Directions —
Each line below is to be written out in full, exactly as shown.

Chart and figure data
____

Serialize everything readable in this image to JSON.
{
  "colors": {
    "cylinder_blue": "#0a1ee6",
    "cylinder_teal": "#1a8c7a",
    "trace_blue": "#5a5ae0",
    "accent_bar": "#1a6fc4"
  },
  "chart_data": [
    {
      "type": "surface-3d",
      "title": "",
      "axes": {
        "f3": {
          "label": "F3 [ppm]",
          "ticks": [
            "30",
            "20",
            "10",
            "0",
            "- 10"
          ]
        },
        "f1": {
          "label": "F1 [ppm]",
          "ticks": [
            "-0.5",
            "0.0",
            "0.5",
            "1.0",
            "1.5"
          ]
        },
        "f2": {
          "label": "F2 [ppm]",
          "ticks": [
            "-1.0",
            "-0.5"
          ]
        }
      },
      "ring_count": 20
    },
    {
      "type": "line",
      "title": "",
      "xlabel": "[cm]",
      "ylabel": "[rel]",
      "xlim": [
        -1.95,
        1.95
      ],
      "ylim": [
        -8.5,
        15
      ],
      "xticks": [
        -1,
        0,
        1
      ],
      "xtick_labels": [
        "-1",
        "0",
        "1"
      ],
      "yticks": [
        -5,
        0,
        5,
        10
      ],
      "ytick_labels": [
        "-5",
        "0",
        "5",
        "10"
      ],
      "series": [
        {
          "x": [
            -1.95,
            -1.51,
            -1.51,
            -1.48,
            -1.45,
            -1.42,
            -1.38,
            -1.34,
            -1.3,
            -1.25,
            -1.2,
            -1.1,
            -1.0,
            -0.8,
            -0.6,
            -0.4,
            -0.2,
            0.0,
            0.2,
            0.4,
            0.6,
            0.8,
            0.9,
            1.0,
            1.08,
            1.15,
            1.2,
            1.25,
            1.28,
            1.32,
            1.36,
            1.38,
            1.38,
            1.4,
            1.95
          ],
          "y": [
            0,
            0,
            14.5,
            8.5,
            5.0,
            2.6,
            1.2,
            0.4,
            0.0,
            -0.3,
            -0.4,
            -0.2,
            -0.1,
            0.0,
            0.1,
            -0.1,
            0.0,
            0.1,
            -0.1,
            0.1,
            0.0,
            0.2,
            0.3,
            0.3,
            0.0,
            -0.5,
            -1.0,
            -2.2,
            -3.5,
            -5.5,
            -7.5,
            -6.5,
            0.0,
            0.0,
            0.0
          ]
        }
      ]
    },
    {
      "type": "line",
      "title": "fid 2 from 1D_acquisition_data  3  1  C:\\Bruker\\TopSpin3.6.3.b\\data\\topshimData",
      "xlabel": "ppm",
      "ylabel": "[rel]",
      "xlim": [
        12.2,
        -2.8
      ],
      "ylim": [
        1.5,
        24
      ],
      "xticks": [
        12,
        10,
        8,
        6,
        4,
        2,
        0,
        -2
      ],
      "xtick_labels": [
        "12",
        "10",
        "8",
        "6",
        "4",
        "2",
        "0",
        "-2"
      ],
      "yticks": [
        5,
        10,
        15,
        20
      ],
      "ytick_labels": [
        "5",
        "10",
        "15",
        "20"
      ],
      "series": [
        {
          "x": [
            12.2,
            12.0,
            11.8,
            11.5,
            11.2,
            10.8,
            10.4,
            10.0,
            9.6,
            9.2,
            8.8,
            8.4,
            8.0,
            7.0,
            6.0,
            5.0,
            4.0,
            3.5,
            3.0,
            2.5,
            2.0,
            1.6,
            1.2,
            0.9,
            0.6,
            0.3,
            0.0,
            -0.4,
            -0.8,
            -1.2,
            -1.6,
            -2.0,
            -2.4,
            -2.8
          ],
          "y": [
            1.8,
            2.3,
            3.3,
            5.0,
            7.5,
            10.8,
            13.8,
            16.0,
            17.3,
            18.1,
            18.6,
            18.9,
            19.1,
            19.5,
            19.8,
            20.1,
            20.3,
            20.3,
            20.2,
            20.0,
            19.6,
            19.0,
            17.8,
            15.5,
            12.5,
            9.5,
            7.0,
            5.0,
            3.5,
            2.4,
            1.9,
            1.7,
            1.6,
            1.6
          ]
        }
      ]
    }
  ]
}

____

Exercise solution —
Serialize everything readable in this image to JSON.
{
  "colors": {
    "cylinder_blue": "#0a1ee6",
    "cylinder_teal": "#1a8c7a",
    "trace_blue": "#5a5ae0",
    "accent_bar": "#1a6fc4"
  },
  "chart_data": [
    {
      "type": "surface-3d",
      "title": "",
      "axes": {
        "f3": {
          "label": "F3 [ppm]",
          "ticks": [
            "30",
            "20",
            "10",
            "0",
            "- 10"
          ]
        },
        "f1": {
          "label": "F1 [ppm]",
          "ticks": [
            "-0.5",
            "0.0",
            "0.5",
            "1.0",
            "1.5"
          ]
        },
        "f2": {
          "label": "F2 [ppm]",
          "ticks": [
            "-1.0",
            "-0.5"
          ]
        }
      },
      "ring_count": 20
    },
    {
      "type": "line",
      "title": "",
      "xlabel": "[cm]",
      "ylabel": "[rel]",
      "xlim": [
        -1.95,
        1.95
      ],
      "ylim": [
        -8.5,
        15
      ],
      "xticks": [
        -1,
        0,
        1
      ],
      "xtick_labels": [
        "-1",
        "0",
        "1"
      ],
      "yticks": [
        -5,
        0,
        5,
        10
      ],
      "ytick_labels": [
        "-5",
        "0",
        "5",
        "10"
      ],
      "series": [
        {
          "x": [
            -1.95,
            -1.51,
            -1.51,
            -1.48,
            -1.45,
            -1.42,
            -1.38,
            -1.34,
            -1.3,
            -1.25,
            -1.2,
            -1.1,
            -1.0,
            -0.8,
            -0.6,
            -0.4,
            -0.2,
            0.0,
            0.2,
            0.4,
            0.6,
            0.8,
            0.9,
            1.0,
            1.08,
            1.15,
            1.2,
            1.25,
            1.28,
            1.32,
            1.36,
            1.38,
            1.38,
            1.4,
            1.95
          ],
          "y": [
            0,
            0,
            14.5,
            8.5,
            5.0,
            2.6,
            1.2,
            0.4,
            0.0,
            -0.3,
            -0.4,
            -0.2,
            -0.1,
            0.0,
            0.1,
            -0.1,
            0.0,
            0.1,
            -0.1,
            0.1,
            0.0,
            0.2,
            0.3,
            0.3,
            0.0,
            -0.5,
            -1.0,
            -2.2,
            -3.5,
            -5.5,
            -7.5,
            -6.5,
            0.0,
            0.0,
            0.0
          ]
        }
      ]
    },
    {
      "type": "line",
      "title": "fid 2 from 1D_acquisition_data  3  1  C:\\Bruker\\TopSpin3.6.3.b\\data\\topshimData",
      "xlabel": "ppm",
      "ylabel": "[rel]",
      "xlim": [
        12.2,
        -2.8
      ],
      "ylim": [
        1.5,
        24
      ],
      "xticks": [
        12,
        10,
        8,
        6,
        4,
        2,
        0,
        -2
      ],
      "xtick_labels": [
        "12",
        "10",
        "8",
        "6",
        "4",
        "2",
        "0",
        "-2"
      ],
      "yticks": [
        5,
        10,
        15,
        20
      ],
      "ytick_labels": [
        "5",
        "10",
        "15",
        "20"
      ],
      "series": [
        {
          "x": [
            12.2,
            12.0,
            11.8,
            11.5,
            11.2,
            10.8,
            10.4,
            10.0,
            9.6,
            9.2,
            8.8,
            8.4,
            8.0,
            7.0,
            6.0,
            5.0,
            4.0,
            3.5,
            3.0,
            2.5,
            2.0,
            1.6,
            1.2,
            0.9,
            0.6,
            0.3,
            0.0,
            -0.4,
            -0.8,
            -1.2,
            -1.6,
            -2.0,
            -2.4,
            -2.8
          ],
          "y": [
            1.8,
            2.3,
            3.3,
            5.0,
            7.5,
            10.8,
            13.8,
            16.0,
            17.3,
            18.1,
            18.6,
            18.9,
            19.1,
            19.5,
            19.8,
            20.1,
            20.3,
            20.3,
            20.2,
            20.0,
            19.6,
            19.0,
            17.8,
            15.5,
            12.5,
            9.5,
            7.0,
            5.0,
            3.5,
            2.4,
            1.9,
            1.7,
            1.6,
            1.6
          ]
        }
      ]
    }
  ]
}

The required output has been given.